- [PAGE EXCERPT]:

▼▼▼

My later 60's Slingerland kit (20 x 14, 12 x 8, 14 x 14) in light blue pearl. Well, more like light green pearl due to fading, but I think they look great. And sound better than they look. Snare is a 1959 Hollywood Ace.
60's Slingerland Lt Blue Pearl Drums Last viewed: 5 hours ago
Sweet!!! I really like them.....
A beautiful kit...whether Light Blue or Green! The chrome looks excellent! Enjoy your Slingies!
Thanks. Yeah, I love this kit. It's my first vintage set and I can hardly think of any other kit (brand, sizes, wrap, you name it ...) I'd rather have. I did a lot of research into vintage drums before I got this kit and I think I chose well. Spent a LONG time cleaning and polishing them recently too. Whoa, that's a lotta work. Don't plan on doing that again anytime soon.
whoa, seems completely impossible to me that this kit "sounds better than it looks".

▲▲▲

Stored data
▼▼▼

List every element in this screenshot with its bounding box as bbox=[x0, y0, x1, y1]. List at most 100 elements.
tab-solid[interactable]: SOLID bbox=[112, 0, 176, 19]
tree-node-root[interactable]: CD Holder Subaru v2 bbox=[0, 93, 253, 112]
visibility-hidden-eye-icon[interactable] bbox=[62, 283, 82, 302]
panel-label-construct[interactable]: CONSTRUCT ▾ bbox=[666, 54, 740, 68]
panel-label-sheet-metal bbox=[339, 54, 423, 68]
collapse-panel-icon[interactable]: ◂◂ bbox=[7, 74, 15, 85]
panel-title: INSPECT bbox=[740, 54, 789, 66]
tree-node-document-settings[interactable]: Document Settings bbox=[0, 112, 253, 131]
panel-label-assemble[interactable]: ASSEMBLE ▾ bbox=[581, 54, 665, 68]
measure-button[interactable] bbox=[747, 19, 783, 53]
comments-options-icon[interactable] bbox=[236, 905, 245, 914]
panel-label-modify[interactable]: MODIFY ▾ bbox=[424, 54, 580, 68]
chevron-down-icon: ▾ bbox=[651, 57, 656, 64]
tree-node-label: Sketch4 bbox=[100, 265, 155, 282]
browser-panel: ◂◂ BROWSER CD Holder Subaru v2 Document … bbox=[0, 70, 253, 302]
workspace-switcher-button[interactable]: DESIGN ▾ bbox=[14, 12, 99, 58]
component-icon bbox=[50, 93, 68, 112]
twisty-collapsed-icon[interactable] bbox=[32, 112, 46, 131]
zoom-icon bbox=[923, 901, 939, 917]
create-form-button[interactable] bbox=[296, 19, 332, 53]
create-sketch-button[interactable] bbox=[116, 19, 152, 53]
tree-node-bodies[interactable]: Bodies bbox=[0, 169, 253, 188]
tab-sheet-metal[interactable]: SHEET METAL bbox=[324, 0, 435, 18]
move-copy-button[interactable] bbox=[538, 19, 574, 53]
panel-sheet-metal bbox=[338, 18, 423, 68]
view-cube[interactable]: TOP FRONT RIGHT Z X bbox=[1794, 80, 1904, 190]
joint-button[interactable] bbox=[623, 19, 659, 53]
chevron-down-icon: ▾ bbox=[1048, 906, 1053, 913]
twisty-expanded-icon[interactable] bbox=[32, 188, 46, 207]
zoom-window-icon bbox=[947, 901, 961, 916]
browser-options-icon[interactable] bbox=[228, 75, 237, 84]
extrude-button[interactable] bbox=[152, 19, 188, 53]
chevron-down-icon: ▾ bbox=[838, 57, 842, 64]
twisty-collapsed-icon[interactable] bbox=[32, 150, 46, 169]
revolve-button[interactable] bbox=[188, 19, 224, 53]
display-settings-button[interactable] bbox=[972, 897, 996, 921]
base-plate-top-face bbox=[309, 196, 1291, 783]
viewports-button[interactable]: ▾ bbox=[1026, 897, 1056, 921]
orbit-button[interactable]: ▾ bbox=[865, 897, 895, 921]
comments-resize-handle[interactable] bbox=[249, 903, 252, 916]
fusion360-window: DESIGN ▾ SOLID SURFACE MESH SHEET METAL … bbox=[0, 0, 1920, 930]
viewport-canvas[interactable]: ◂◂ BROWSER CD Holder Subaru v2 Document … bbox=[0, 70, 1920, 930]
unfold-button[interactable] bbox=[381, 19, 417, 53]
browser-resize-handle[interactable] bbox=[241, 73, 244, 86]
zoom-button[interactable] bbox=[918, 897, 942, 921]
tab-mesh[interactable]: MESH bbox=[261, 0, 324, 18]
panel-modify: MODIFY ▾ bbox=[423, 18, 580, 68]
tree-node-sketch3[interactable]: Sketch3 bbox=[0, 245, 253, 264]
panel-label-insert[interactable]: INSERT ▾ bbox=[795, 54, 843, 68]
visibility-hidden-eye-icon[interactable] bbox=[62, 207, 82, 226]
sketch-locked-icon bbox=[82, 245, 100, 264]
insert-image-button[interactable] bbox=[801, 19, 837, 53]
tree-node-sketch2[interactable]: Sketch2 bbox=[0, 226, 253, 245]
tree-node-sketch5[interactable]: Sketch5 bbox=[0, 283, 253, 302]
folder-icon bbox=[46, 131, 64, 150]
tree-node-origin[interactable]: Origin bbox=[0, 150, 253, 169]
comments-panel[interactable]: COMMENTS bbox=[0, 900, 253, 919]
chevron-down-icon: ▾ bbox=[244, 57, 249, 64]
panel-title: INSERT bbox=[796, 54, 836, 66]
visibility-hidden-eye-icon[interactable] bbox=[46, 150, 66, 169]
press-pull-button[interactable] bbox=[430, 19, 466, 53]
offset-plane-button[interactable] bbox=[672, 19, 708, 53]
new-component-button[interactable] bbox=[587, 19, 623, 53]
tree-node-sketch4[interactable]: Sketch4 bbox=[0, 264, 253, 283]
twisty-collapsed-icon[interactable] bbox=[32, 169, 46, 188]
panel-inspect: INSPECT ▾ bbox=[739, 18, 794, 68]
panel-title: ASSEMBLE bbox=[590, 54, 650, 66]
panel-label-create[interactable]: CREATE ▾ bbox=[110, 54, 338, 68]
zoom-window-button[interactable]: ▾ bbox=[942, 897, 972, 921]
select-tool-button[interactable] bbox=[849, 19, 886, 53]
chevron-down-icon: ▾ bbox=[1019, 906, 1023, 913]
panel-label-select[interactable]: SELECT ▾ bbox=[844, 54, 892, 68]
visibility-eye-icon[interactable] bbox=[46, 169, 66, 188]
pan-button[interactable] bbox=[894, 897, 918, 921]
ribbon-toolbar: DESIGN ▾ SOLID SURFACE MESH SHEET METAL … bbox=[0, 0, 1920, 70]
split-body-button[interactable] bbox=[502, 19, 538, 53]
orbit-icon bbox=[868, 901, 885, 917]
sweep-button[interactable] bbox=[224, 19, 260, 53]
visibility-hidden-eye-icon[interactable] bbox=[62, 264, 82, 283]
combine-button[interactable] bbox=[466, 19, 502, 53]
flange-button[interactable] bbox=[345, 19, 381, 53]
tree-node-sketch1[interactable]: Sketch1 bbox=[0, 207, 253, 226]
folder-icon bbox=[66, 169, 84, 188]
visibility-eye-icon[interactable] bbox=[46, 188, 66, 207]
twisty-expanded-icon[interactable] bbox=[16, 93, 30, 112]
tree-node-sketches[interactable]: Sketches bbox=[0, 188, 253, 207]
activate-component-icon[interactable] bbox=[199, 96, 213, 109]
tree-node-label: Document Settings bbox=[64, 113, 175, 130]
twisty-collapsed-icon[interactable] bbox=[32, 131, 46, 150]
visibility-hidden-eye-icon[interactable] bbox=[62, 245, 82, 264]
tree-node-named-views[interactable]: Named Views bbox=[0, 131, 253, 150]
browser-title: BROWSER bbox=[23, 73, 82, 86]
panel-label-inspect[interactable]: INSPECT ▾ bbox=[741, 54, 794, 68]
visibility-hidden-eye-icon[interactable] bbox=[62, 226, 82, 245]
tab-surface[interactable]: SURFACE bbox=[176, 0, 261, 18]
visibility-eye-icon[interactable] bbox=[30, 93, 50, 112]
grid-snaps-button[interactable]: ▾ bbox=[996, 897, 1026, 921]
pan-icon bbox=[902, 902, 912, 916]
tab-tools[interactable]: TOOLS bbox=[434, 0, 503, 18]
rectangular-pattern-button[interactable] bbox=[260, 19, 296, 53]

▲▲▲

- [STUDY QUESTIONS]:
1. Retype part of the drum kit thread, beginning at the words "My later 60's" and stopping after "really like them.....".
2. Please extend the drum kit thread from where it stops.
These items were taken from a different source than the drum kit thread.

- [ANSWERS FOR THE TASKS]:
1.
My later 60's Slingerland kit (20 x 14, 12 x 8, 14 x 14) in light blue pearl. Well, more like light green pearl due to fading, but I think they look great. And sound better than they look. Snare is a 1959 Hollywood Ace.
60's Slingerland Lt Blue Pearl Drums Last viewed: 5 hours ago
Sweet!!! I really like them.....

2.
love "greened" light blue or midnight blue sets. I own a 50s gretsch mb "silver-emerald green" RB kit, with no blue left (except under the hardware). it looks like a ***el under light. I wonder what your set looks like on stage.
drum companies should look at pics like this and get a gleaming, quality-speaking, forever-lasting, deep drum finish for their top products *exactly* like this, but I doubt they can - seems to be tougher than rocket science.
you´ve chosen well, really!
regards, twotone from bavaria, germany.
hey dude awsome slings. and im sure that you spent a lot of time getting the kit to look like that. do you still have the rail tom consolett that went with the kit. with or with out it the virgin look looks hot congrats on your labour
1979 12 pc ludwig power factory
Lookin' good DD.............!!!
This is one of my favorite colors, that never was!! I love the way these fade or turn to this color, I'm after a kit just like yours here in my area! Hey are you going to reinstall the rail mount?
[QUOTE=twotone;94800]
drum companies should look at pics like this and get a gleaming, quality-speaking, forever-lasting, deep drum finish for their top products *exactly* like this, but I doubt they can - seems to be tougher than rocket science.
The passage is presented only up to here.